Make an exact copy of the entries, and keep any pictures out of it.

# Provided data start

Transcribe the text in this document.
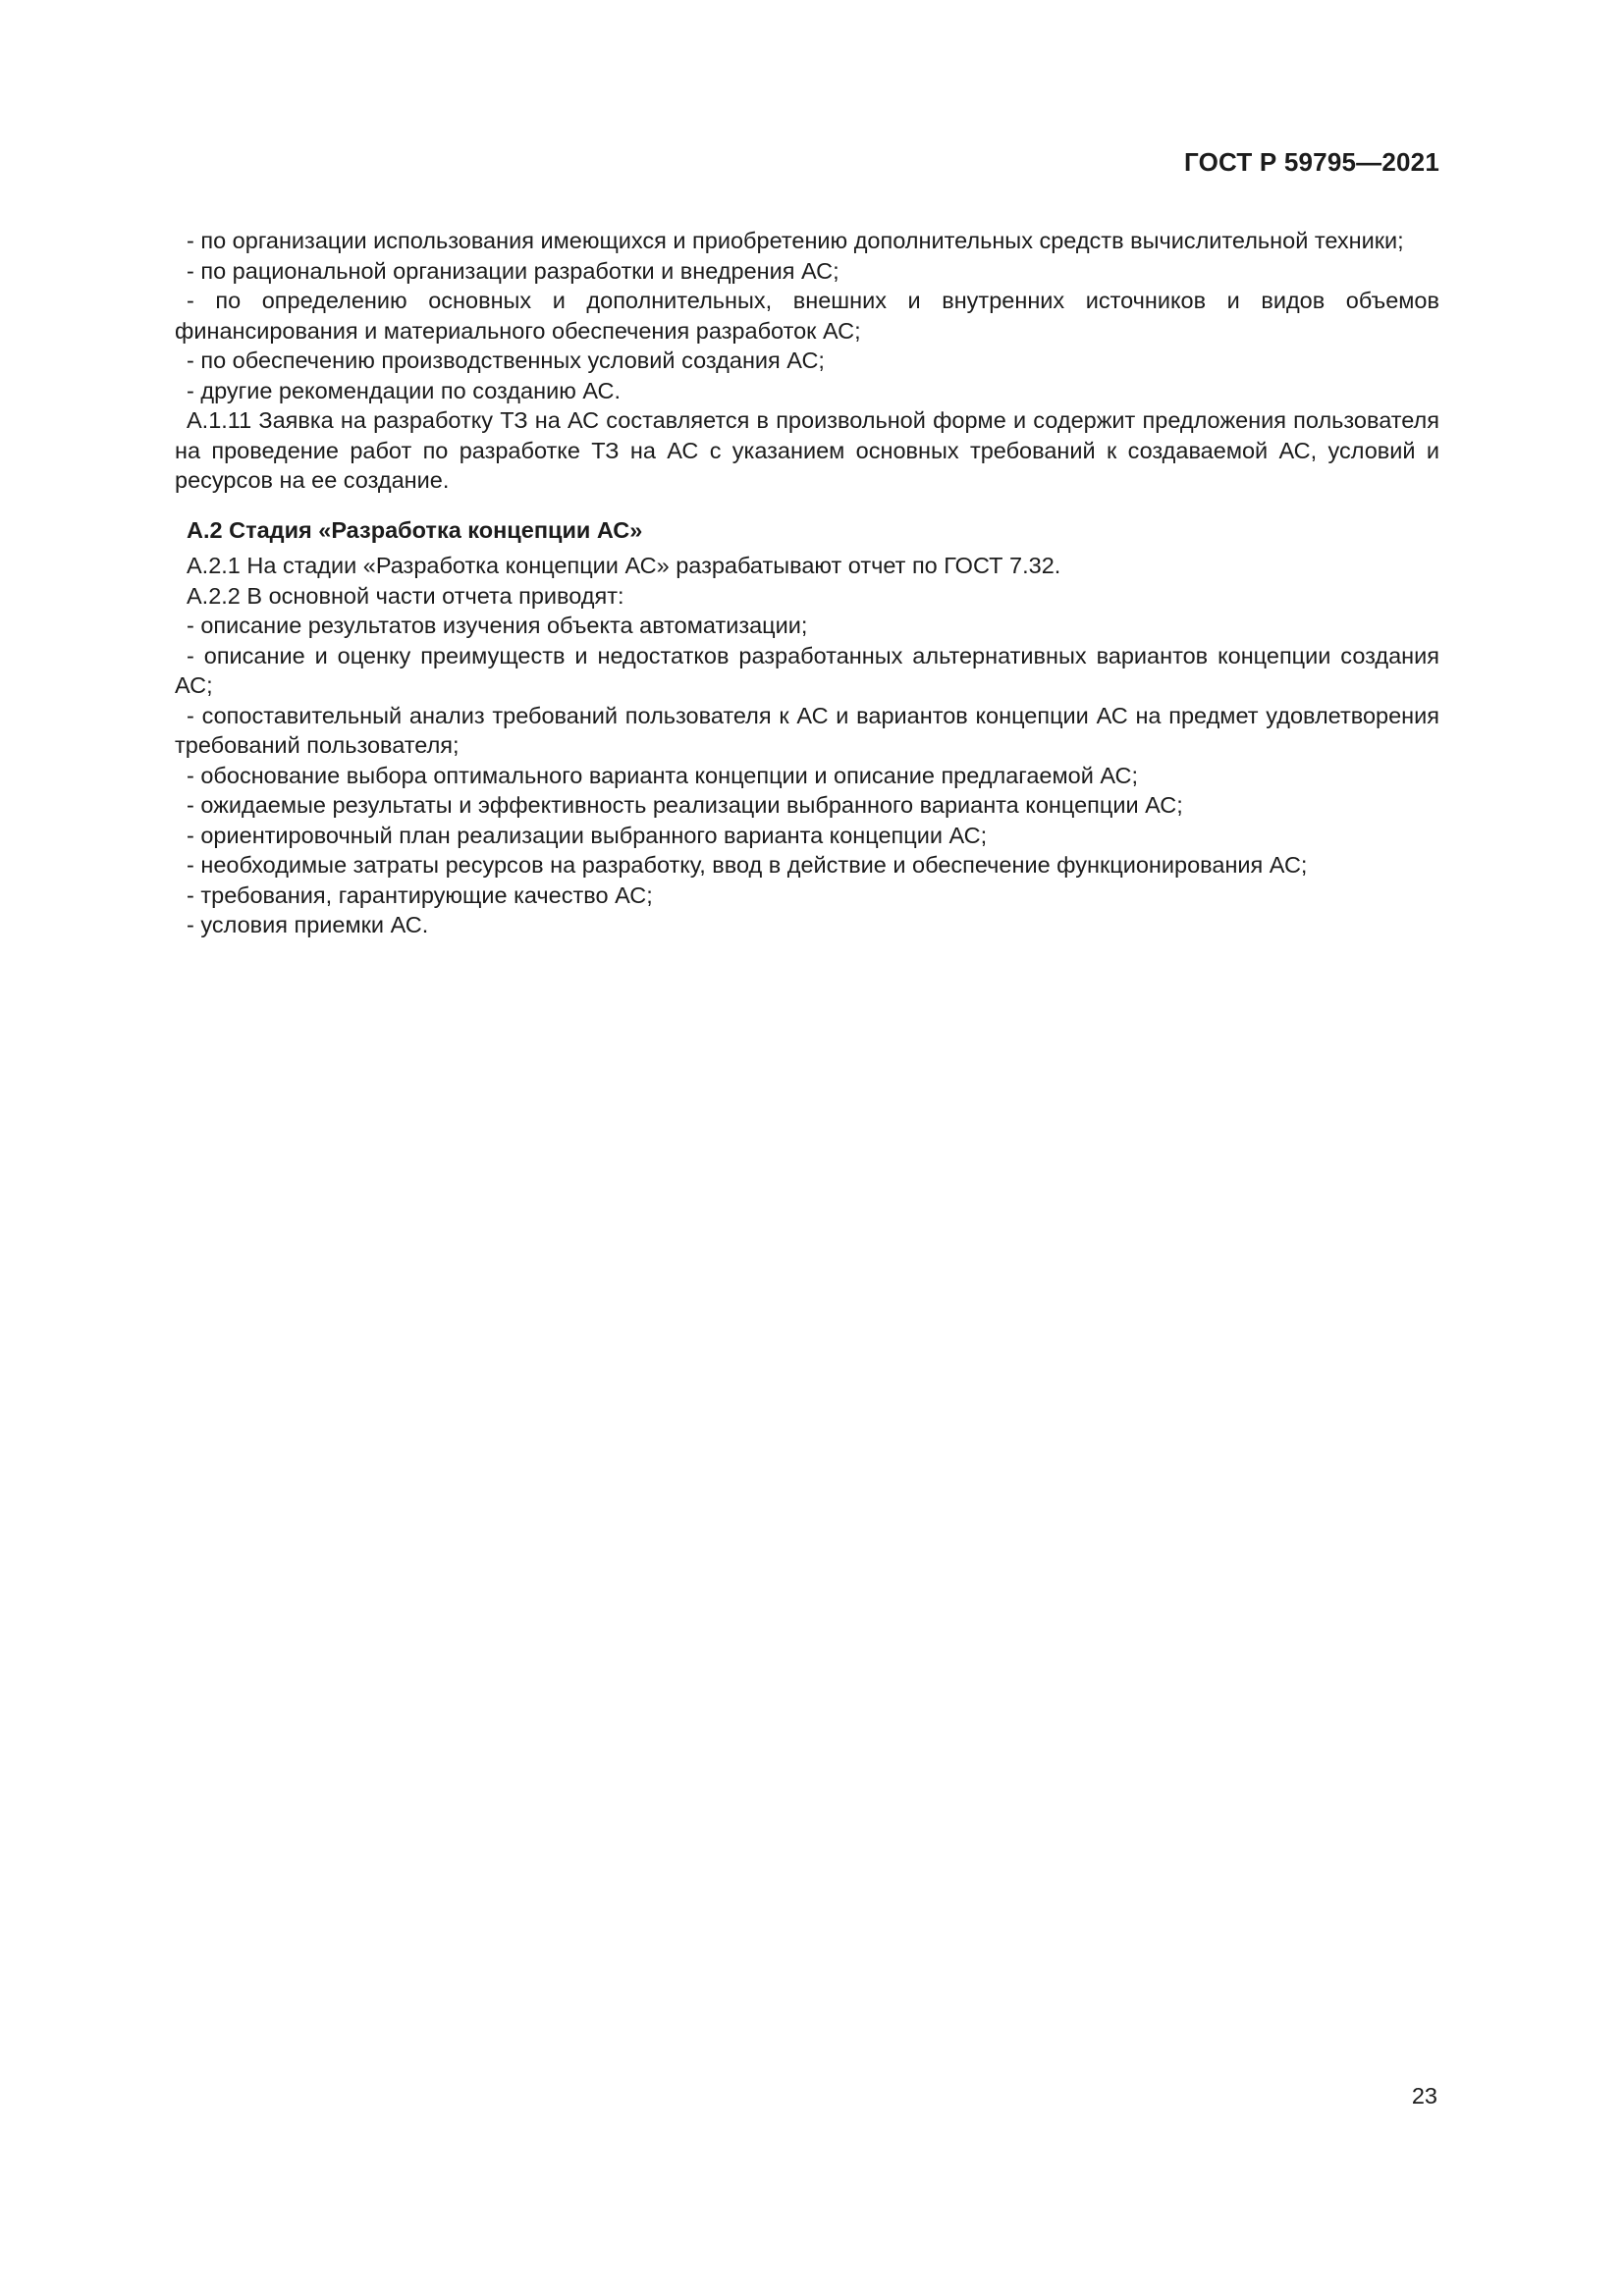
ГОСТ Р 59795—2021

- по организации использования имеющихся и приобретению дополнительных средств вычислительной техники;

- по рациональной организации разработки и внедрения АС;

- по определению основных и дополнительных, внешних и внутренних источников и видов объемов финансирования и материального обеспечения разработок АС;

- по обеспечению производственных условий создания АС;

- другие рекомендации по созданию АС.

А.1.11 Заявка на разработку ТЗ на АС составляется в произвольной форме и содержит предложения пользователя на проведение работ по разработке ТЗ на АС с указанием основных требований к создаваемой АС, условий и ресурсов на ее создание.

А.2 Стадия «Разработка концепции АС»

А.2.1 На стадии «Разработка концепции АС» разрабатывают отчет по ГОСТ 7.32.

А.2.2 В основной части отчета приводят:

- описание результатов изучения объекта автоматизации;

- описание и оценку преимуществ и недостатков разработанных альтернативных вариантов концепции создания АС;

- сопоставительный анализ требований пользователя к АС и вариантов концепции АС на предмет удовлетворения требований пользователя;

- обоснование выбора оптимального варианта концепции и описание предлагаемой АС;

- ожидаемые результаты и эффективность реализации выбранного варианта концепции АС;

- ориентировочный план реализации выбранного варианта концепции АС;

- необходимые затраты ресурсов на разработку, ввод в действие и обеспечение функционирования АС;

- требования, гарантирующие качество АС;

- условия приемки АС.

23
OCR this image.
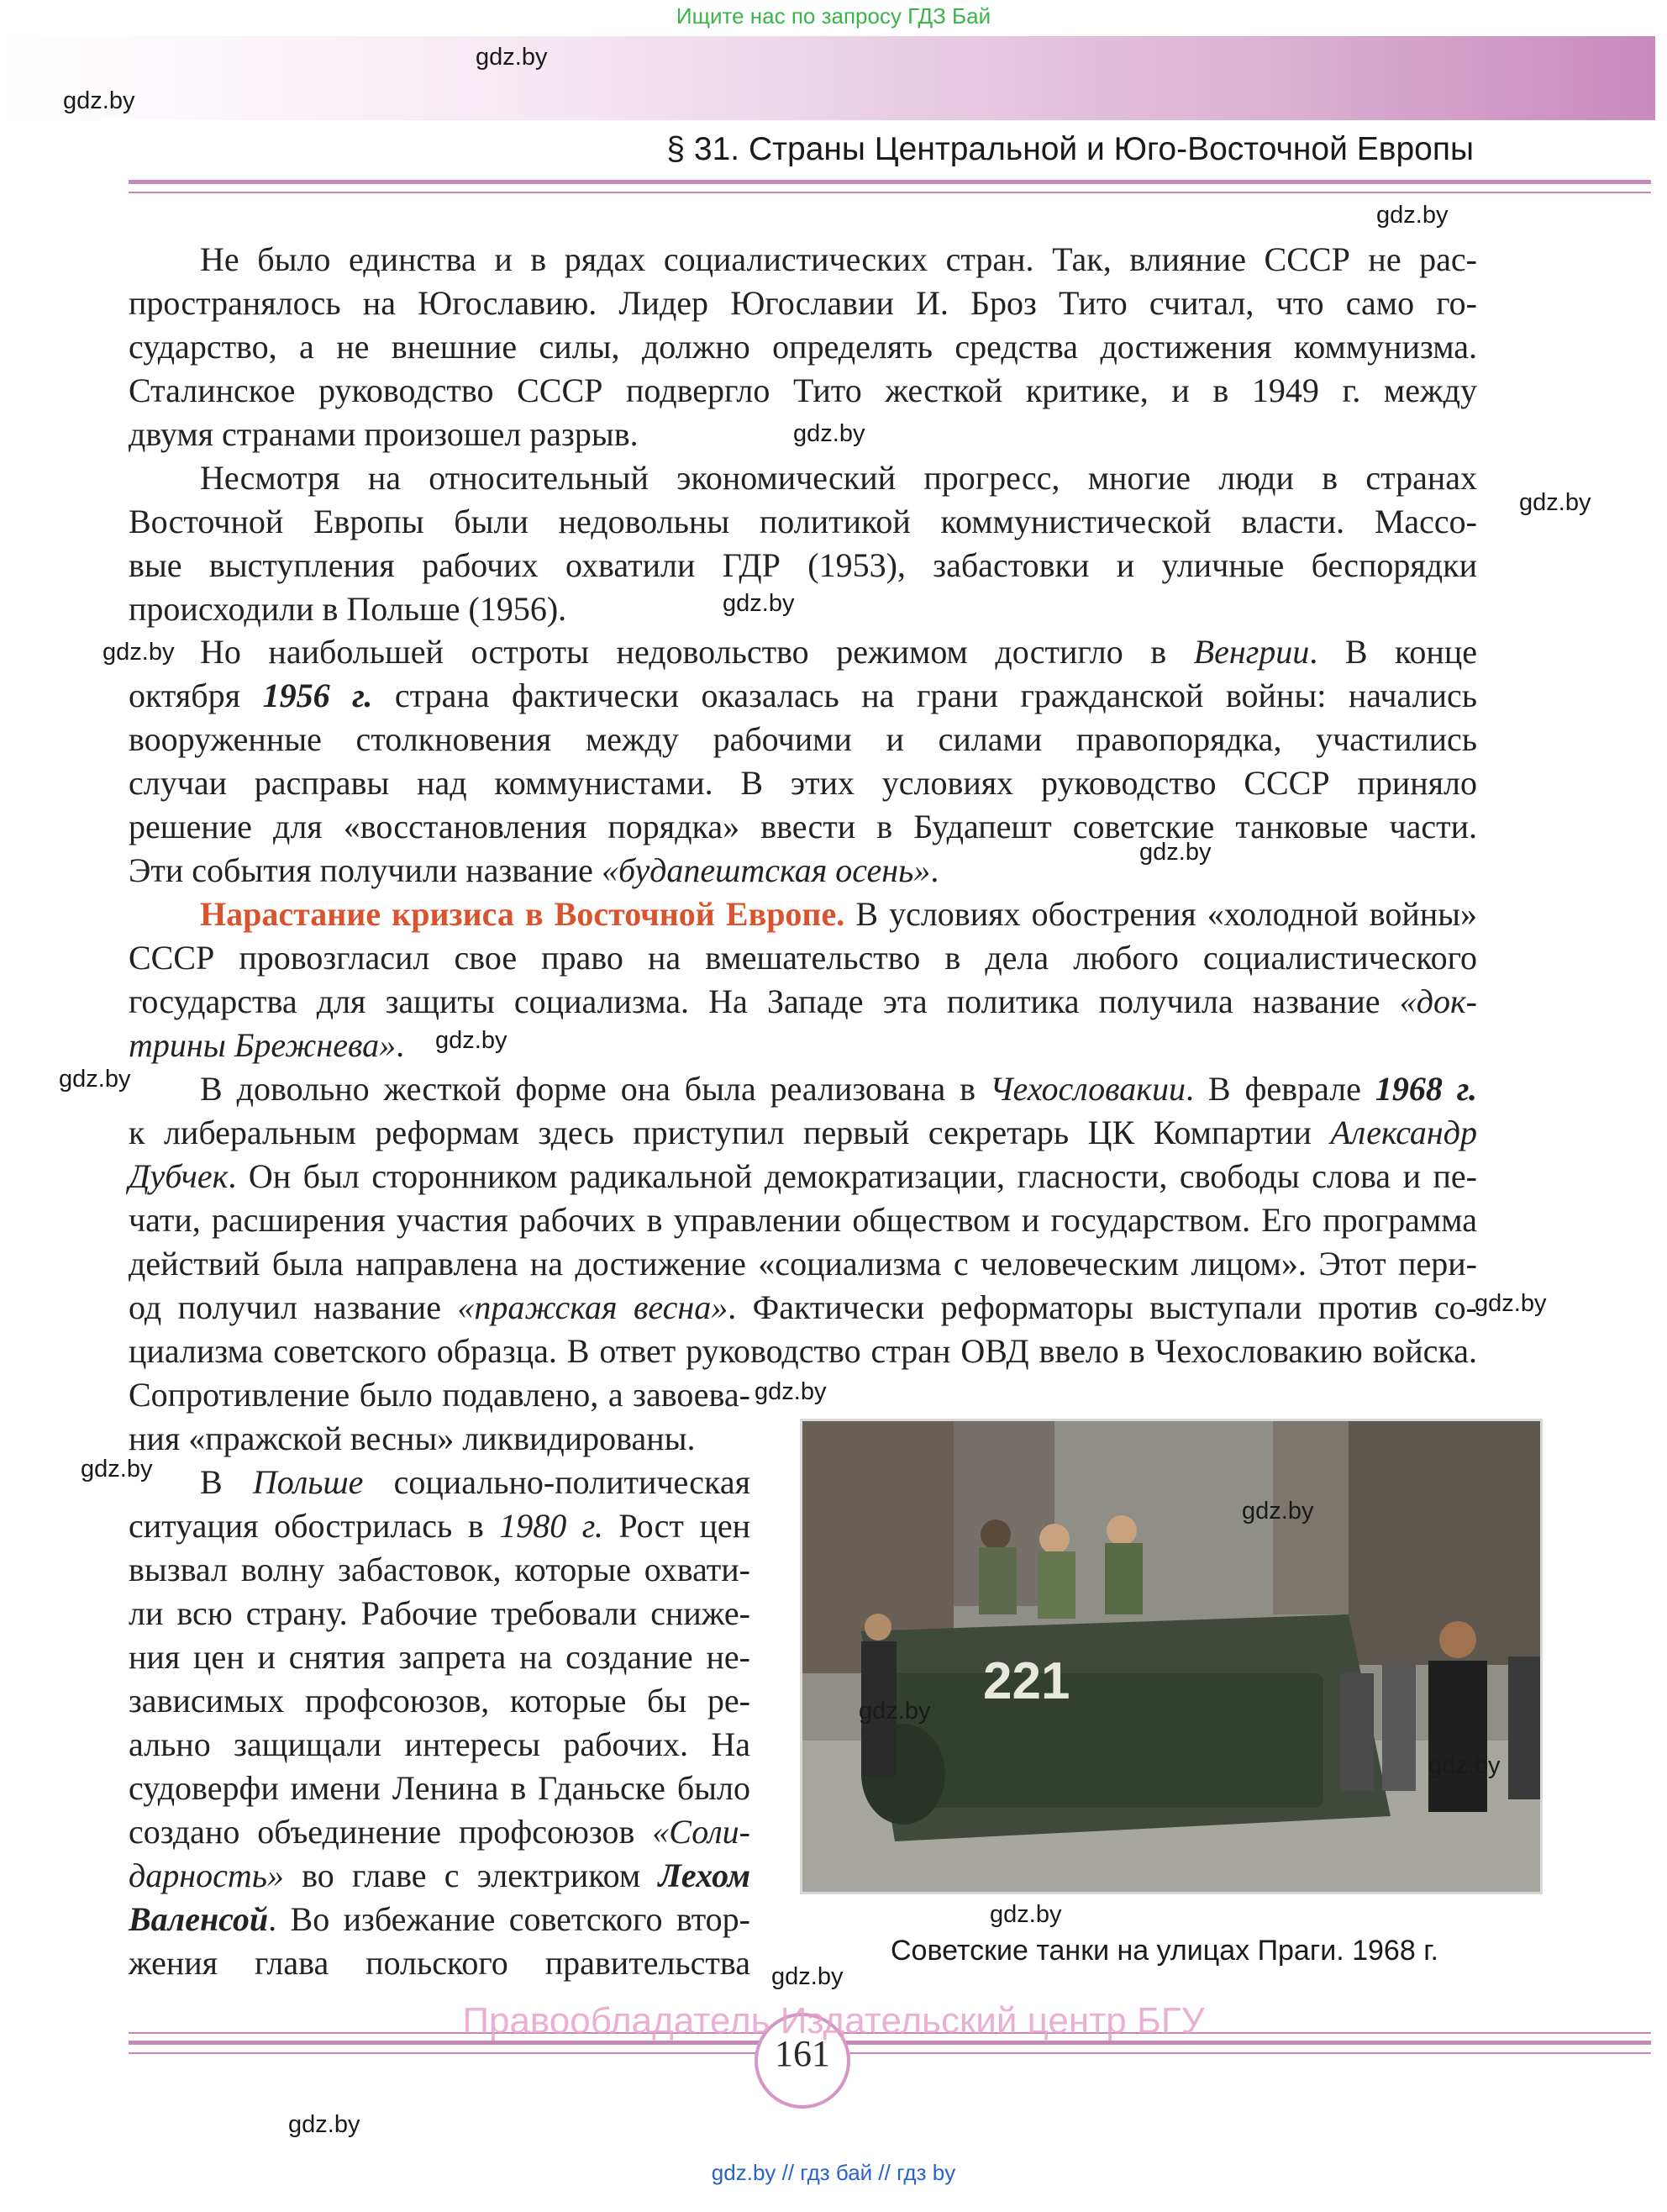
Ищите нас по запросу ГДЗ Бай
gdz.by
gdz.by
§ 31. Страны Центральной и Юго-Восточной Европы
gdz.by
Не было единства и в рядах социалистических стран. Так, влияние СССР не рас-
пространялось на Югославию. Лидер Югославии И. Броз Тито считал, что само го-
сударство, а не внешние силы, должно определять средства достижения коммунизма.
Сталинское руководство СССР подвергло Тито жесткой критике, и в 1949 г. между
двумя странами произошел разрыв.	gdz.by
Несмотря на относительный экономический прогресс, многие люди в странах
Восточной Европы были недовольны политикой коммунистической власти. Массо-
вые выступления рабочих охватили ГДР (1953), забастовки и уличные беспорядки
происходили в Польше (1956).
gdz.by
gdz.by
gdz.by Но наибольшей остроты недовольство режимом достигло в Венгрии. В конце
октября 1956 г. страна фактически оказалась на грани гражданской войны: начались
вооруженные столкновения между рабочими и силами правопорядка, участились
случаи расправы над коммунистами. В этих условиях руководство СССР приняло
решение для «восстановления порядка» ввести в Будапешт советские танковые части.
Эти события получили название «будапештская осень».	gdz.by
Нарастание кризиса в Восточной Европе. В условиях обострения «холодной войны»
СССР провозгласил свое право на вмешательство в дела любого социалистического
государства для защиты социализма. На Западе эта политика получила название «док-
трины Брежнева».	gdz.by
gdz.by В довольно жесткой форме она была реализована в Чехословакии. В феврале 1968 г.
к либеральным реформам здесь приступил первый секретарь ЦК Компартии Александр
Дубчек. Он был сторонником радикальной демократизации, гласности, свободы слова и пе-
чати, расширения участия рабочих в управлении обществом и государством. Его программа
действий была направлена на достижение «социализма с человеческим лицом». Этот пери-
од получил название «пражская весна». Фактически реформаторы выступали против со-
циализма советского образца. В ответ руководство стран ОВД ввело в Чехословакию войска.
Сопротивление было подавлено, а завоева-
ния «пражской весны» ликвидированы.
gdz.by
gdz.by
gdz.by В Польше социально-политическая
ситуация обострилась в 1980 г. Рост цен
вызвал волну забастовок, которые охвати-
ли всю страну. Рабочие требовали сниже-
ния цен и снятия запрета на создание не-
зависимых профсоюзов, которые бы ре-
ально защищали интересы рабочих. На
судоверфи имени Ленина в Гданьске было
создано объединение профсоюзов «Соли-
дарность» во главе с электриком Лехом
Валенсой. Во избежание советского втор-
жения глава польского правительства
221
gdz.by
gdz.by
gdz.by
gdz.by
Советские танки на улицах Праги. 1968 г.
gdz.by
161
Правообладатель Издательский центр БГУ
gdz.by
gdz.by // гдз бай // гдз by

# Provided data end

→ Written solution
Transcribe the text in this document.
ГОСТ Р 59795—2021

- по организации использования имеющихся и приобретению дополнительных средств вычислительной техники;

- по рациональной организации разработки и внедрения АС;

- по определению основных и дополнительных, внешних и внутренних источников и видов объемов финансирования и материального обеспечения разработок АС;

- по обеспечению производственных условий создания АС;

- другие рекомендации по созданию АС.

А.1.11 Заявка на разработку ТЗ на АС составляется в произвольной форме и содержит предложения пользователя на проведение работ по разработке ТЗ на АС с указанием основных требований к создаваемой АС, условий и ресурсов на ее создание.

А.2 Стадия «Разработка концепции АС»

А.2.1 На стадии «Разработка концепции АС» разрабатывают отчет по ГОСТ 7.32.

А.2.2 В основной части отчета приводят:

- описание результатов изучения объекта автоматизации;

- описание и оценку преимуществ и недостатков разработанных альтернативных вариантов концепции создания АС;

- сопоставительный анализ требований пользователя к АС и вариантов концепции АС на предмет удовлетворения требований пользователя;

- обоснование выбора оптимального варианта концепции и описание предлагаемой АС;

- ожидаемые результаты и эффективность реализации выбранного варианта концепции АС;

- ориентировочный план реализации выбранного варианта концепции АС;

- необходимые затраты ресурсов на разработку, ввод в действие и обеспечение функционирования АС;

- требования, гарантирующие качество АС;

- условия приемки АС.

23
OCR this image.
Ищите нас по запросу ГДЗ Бай
gdz.by
gdz.by
§ 31. Страны Центральной и Юго-Восточной Европы
gdz.by
Не было единства и в рядах социалистических стран. Так, влияние СССР не рас-
пространялось на Югославию. Лидер Югославии И. Броз Тито считал, что само го-
сударство, а не внешние силы, должно определять средства достижения коммунизма.
Сталинское руководство СССР подвергло Тито жесткой критике, и в 1949 г. между
двумя странами произошел разрыв.	gdz.by
Несмотря на относительный экономический прогресс, многие люди в странах
Восточной Европы были недовольны политикой коммунистической власти. Массо-
вые выступления рабочих охватили ГДР (1953), забастовки и уличные беспорядки
происходили в Польше (1956).
gdz.by
gdz.by
gdz.by Но наибольшей остроты недовольство режимом достигло в Венгрии. В конце
октября 1956 г. страна фактически оказалась на грани гражданской войны: начались
вооруженные столкновения между рабочими и силами правопорядка, участились
случаи расправы над коммунистами. В этих условиях руководство СССР приняло
решение для «восстановления порядка» ввести в Будапешт советские танковые части.
Эти события получили название «будапештская осень».	gdz.by
Нарастание кризиса в Восточной Европе. В условиях обострения «холодной войны»
СССР провозгласил свое право на вмешательство в дела любого социалистического
государства для защиты социализма. На Западе эта политика получила название «док-
трины Брежнева».	gdz.by
gdz.by В довольно жесткой форме она была реализована в Чехословакии. В феврале 1968 г.
к либеральным реформам здесь приступил первый секретарь ЦК Компартии Александр
Дубчек. Он был сторонником радикальной демократизации, гласности, свободы слова и пе-
чати, расширения участия рабочих в управлении обществом и государством. Его программа
действий была направлена на достижение «социализма с человеческим лицом». Этот пери-
од получил название «пражская весна». Фактически реформаторы выступали против со-
циализма советского образца. В ответ руководство стран ОВД ввело в Чехословакию войска.
Сопротивление было подавлено, а завоева-
ния «пражской весны» ликвидированы.
gdz.by
gdz.by
gdz.by В Польше социально-политическая
ситуация обострилась в 1980 г. Рост цен
вызвал волну забастовок, которые охвати-
ли всю страну. Рабочие требовали сниже-
ния цен и снятия запрета на создание не-
зависимых профсоюзов, которые бы ре-
ально защищали интересы рабочих. На
судоверфи имени Ленина в Гданьске было
создано объединение профсоюзов «Соли-
дарность» во главе с электриком Лехом
Валенсой. Во избежание советского втор-
жения глава польского правительства
221
gdz.by
gdz.by
gdz.by
gdz.by
Советские танки на улицах Праги. 1968 г.
gdz.by
161
Правообладатель Издательский центр БГУ
gdz.by
gdz.by // гдз бай // гдз by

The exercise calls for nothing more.